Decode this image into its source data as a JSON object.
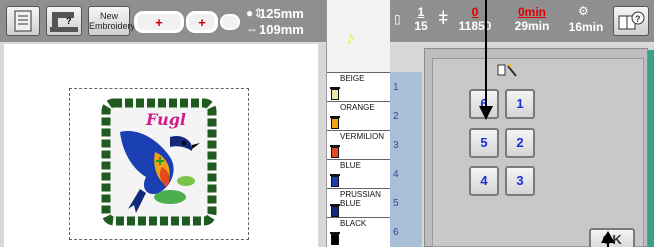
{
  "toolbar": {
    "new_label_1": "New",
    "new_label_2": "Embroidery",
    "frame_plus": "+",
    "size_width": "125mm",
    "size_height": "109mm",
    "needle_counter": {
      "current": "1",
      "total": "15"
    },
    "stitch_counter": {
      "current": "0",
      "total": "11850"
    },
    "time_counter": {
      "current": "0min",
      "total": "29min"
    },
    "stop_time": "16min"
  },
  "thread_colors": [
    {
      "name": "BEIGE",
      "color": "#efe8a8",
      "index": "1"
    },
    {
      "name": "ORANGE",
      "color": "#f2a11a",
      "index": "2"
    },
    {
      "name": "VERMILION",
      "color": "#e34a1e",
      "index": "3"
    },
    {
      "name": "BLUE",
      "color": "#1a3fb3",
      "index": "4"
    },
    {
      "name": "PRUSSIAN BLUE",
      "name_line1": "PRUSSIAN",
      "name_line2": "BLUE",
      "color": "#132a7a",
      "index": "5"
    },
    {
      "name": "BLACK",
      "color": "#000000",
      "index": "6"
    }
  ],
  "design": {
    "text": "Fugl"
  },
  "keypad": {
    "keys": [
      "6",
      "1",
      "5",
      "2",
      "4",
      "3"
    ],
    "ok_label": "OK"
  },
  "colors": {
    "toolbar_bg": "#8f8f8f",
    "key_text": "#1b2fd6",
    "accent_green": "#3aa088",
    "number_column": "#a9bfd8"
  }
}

> _YOUR TASK_: Check every line of the data above for the string "BLUE", and copy those that have it.

> _OUTPUT BELOW_:
      "name": "BLUE",
      "name": "PRUSSIAN BLUE",
      "name_line2": "BLUE",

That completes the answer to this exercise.